Stored records
────

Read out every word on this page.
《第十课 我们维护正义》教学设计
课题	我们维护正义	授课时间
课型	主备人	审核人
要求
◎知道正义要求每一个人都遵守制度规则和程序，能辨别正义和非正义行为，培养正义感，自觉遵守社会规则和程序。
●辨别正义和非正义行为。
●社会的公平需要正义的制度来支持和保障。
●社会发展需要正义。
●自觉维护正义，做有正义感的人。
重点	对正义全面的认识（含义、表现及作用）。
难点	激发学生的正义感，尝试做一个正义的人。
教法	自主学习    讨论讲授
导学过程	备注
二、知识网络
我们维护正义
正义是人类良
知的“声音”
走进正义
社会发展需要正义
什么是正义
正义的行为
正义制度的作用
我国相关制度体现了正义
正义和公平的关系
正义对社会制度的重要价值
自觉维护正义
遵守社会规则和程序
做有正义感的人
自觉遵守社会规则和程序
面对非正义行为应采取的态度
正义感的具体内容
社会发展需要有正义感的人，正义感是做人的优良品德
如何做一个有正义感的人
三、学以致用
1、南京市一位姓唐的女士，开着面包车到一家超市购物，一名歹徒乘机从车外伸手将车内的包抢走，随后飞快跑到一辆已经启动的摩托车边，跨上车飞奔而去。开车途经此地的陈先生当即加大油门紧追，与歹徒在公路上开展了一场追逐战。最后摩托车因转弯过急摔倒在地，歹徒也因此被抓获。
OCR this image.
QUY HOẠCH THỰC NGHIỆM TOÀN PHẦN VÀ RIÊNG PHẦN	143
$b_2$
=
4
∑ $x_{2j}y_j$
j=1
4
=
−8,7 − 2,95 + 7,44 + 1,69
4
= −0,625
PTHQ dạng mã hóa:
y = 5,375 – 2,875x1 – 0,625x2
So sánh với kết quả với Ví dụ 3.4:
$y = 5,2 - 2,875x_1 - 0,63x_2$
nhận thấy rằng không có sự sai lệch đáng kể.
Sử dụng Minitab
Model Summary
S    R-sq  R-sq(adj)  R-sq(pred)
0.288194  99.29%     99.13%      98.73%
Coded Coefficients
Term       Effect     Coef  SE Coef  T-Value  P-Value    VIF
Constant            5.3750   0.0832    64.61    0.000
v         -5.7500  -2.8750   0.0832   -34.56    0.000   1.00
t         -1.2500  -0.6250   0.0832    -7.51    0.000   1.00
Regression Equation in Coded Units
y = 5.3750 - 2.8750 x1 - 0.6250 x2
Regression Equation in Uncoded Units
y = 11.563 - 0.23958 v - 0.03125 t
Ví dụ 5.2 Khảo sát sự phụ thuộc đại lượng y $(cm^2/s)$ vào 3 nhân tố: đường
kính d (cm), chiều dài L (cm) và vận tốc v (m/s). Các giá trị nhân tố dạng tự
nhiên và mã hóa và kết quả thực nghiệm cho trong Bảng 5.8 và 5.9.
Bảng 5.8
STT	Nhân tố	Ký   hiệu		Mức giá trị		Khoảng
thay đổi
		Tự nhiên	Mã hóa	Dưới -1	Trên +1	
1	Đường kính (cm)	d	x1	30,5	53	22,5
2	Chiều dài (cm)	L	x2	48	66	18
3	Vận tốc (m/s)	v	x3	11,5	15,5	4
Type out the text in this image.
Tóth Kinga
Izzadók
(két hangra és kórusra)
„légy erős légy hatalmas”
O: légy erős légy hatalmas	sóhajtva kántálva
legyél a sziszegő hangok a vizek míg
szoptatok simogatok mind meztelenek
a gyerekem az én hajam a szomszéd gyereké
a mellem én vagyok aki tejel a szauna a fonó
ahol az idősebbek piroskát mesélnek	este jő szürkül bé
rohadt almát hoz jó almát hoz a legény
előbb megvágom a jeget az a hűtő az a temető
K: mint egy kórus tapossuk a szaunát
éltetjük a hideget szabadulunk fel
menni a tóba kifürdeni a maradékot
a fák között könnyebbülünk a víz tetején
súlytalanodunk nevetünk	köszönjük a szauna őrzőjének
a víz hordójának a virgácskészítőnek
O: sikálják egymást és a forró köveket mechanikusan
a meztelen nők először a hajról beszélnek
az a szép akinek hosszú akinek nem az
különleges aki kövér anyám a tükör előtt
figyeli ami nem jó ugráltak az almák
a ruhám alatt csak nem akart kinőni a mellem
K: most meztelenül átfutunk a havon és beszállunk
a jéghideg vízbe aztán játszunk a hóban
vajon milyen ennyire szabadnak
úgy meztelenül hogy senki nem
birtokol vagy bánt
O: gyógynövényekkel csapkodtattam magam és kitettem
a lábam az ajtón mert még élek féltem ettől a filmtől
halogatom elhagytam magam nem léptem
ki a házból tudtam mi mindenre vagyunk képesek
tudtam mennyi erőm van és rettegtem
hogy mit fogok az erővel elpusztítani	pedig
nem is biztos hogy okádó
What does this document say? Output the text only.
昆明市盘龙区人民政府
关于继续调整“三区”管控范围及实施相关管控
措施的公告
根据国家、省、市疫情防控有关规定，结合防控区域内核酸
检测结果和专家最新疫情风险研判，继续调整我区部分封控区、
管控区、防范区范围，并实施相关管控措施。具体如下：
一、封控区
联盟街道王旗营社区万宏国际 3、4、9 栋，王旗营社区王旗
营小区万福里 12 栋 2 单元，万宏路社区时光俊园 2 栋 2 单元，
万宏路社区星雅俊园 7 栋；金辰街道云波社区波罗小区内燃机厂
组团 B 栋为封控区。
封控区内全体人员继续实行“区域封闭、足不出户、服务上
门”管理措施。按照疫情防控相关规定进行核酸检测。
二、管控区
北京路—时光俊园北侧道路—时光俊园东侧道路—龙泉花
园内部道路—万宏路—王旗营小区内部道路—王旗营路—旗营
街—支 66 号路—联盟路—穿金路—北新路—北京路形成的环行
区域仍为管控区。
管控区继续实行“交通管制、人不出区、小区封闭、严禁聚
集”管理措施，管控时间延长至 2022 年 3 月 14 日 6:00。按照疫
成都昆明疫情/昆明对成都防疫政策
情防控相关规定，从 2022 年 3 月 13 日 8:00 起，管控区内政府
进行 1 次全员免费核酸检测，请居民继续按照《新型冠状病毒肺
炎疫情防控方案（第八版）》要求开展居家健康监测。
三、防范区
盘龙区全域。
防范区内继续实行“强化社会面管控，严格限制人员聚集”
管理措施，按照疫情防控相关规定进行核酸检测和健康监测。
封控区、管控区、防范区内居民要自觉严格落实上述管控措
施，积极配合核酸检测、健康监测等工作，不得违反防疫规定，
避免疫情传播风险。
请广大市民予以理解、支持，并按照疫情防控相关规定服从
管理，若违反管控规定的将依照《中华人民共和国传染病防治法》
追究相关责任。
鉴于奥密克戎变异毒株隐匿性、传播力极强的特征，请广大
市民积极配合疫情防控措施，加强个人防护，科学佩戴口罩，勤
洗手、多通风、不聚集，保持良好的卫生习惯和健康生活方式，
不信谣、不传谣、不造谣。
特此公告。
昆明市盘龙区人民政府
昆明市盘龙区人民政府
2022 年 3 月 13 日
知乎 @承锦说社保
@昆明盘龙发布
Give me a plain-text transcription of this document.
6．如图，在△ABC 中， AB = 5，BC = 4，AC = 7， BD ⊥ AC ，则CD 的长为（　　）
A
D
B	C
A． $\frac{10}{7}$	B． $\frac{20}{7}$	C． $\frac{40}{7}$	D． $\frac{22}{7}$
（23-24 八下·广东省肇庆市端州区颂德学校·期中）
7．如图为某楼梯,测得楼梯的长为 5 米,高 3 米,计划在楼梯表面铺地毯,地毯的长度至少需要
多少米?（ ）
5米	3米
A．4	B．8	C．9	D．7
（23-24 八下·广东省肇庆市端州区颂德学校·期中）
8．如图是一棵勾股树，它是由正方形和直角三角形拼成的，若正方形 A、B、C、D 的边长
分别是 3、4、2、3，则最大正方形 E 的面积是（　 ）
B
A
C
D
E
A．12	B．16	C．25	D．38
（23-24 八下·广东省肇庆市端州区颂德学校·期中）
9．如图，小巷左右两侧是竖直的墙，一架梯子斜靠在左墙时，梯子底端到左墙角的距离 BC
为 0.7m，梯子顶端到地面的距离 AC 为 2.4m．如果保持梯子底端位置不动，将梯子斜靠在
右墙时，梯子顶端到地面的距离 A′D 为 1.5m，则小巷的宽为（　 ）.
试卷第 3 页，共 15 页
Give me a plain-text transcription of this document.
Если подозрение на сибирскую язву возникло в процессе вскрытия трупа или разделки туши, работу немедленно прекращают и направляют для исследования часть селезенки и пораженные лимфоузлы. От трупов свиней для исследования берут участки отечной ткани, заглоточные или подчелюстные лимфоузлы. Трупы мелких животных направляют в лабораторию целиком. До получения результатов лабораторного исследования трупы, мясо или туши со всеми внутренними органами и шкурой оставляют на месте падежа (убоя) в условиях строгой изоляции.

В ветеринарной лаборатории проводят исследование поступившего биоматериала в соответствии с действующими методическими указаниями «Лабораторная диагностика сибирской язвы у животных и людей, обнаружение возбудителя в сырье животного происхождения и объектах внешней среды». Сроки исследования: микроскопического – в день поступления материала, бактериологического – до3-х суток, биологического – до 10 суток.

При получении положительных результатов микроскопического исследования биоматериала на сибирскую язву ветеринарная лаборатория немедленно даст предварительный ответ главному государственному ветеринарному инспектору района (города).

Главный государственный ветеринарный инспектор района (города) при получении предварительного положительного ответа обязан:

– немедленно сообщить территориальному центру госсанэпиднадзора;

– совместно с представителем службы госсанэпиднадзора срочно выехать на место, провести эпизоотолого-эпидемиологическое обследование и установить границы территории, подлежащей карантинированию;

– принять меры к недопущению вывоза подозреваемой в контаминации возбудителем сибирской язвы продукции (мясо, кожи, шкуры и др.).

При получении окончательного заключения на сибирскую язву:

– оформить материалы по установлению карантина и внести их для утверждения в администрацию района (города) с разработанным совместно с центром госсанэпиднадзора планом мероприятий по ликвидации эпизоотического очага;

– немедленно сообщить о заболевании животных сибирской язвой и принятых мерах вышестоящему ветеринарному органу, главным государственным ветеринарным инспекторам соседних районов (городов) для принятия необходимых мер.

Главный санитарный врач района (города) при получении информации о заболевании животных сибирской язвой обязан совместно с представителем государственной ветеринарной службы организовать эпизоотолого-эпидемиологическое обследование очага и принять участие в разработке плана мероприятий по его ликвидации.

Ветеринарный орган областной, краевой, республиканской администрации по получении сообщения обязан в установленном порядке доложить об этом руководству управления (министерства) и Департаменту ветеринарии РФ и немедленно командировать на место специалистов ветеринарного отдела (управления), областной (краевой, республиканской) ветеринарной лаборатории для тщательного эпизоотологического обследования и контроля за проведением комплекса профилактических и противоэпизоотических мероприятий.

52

────

Stated goal
Set out every line from the material that contains the string "ликвидации".

Finished task
– оформить материалы по установлению карантина и внести их для утверждения в администрацию района (города) с разработанным совместно с центром госсанэпиднадзора планом мероприятий по ликвидации эпизоотического очага;
Главный санитарный врач района (города) при получении информации о заболевании животных сибирской язвой обязан совместно с представителем государственной ветеринарной службы организовать эпизоотолого-эпидемиологическое обследование очага и принять участие в разработке плана мероприятий по его ликвидации.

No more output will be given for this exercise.